WHAT TO WORK ON – Lines that hold the string "JSON" are to be counted; give only their number.

#####

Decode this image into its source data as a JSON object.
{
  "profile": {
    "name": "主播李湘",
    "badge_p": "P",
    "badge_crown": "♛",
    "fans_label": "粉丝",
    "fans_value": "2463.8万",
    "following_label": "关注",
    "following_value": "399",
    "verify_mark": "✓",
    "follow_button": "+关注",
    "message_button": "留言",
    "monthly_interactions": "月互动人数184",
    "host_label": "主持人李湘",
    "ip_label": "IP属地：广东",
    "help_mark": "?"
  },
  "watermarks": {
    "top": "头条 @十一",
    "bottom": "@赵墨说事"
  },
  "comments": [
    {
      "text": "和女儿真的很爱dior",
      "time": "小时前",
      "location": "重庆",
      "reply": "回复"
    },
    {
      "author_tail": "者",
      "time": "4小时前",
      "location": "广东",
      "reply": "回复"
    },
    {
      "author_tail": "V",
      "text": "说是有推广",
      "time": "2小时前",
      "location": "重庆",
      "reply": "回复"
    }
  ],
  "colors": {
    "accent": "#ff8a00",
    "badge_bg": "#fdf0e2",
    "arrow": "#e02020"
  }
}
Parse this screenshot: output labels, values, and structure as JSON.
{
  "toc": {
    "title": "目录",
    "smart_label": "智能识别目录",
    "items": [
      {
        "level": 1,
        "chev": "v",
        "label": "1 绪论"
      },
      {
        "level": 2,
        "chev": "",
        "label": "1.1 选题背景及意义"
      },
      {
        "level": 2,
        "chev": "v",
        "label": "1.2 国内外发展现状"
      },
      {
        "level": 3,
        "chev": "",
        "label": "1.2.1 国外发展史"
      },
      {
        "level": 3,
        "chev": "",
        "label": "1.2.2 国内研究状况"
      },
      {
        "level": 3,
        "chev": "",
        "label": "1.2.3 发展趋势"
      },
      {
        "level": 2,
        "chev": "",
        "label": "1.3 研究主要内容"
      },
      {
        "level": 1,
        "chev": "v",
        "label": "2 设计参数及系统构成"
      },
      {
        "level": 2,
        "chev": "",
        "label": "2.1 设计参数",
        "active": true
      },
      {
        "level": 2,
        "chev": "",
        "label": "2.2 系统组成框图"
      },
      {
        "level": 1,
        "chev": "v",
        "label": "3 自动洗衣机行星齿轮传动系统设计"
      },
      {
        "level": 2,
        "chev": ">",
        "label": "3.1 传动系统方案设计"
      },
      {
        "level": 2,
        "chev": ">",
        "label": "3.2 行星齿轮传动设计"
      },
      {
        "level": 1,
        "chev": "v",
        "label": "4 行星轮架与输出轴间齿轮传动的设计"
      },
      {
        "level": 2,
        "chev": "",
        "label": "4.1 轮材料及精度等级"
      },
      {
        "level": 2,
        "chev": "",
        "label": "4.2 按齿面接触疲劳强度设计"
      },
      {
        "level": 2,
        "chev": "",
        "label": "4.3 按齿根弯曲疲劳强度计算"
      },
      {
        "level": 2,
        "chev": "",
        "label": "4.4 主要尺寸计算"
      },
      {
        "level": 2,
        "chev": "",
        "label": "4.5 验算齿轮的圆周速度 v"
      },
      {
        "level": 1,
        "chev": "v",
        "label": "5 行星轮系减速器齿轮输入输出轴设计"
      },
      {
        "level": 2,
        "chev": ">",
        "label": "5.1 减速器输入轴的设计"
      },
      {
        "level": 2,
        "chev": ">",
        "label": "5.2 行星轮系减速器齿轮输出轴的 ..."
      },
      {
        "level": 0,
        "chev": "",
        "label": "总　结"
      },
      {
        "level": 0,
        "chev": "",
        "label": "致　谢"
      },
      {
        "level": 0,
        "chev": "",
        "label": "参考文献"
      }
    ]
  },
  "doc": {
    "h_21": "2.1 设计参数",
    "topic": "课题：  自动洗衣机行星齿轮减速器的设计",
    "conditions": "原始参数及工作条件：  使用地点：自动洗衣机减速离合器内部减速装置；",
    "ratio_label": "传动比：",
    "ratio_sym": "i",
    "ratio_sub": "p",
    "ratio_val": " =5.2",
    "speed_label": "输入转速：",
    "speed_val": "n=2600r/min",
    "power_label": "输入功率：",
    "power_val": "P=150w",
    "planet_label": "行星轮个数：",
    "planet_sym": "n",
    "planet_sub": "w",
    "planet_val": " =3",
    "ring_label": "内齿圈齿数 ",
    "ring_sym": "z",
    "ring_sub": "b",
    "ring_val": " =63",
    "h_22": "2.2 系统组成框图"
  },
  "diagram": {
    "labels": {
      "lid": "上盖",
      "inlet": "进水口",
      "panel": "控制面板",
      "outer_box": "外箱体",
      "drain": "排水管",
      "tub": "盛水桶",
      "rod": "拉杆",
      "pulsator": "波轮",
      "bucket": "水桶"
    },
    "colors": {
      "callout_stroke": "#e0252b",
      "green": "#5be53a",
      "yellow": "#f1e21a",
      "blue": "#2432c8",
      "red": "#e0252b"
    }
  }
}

#####

FULL SOLUTION – 2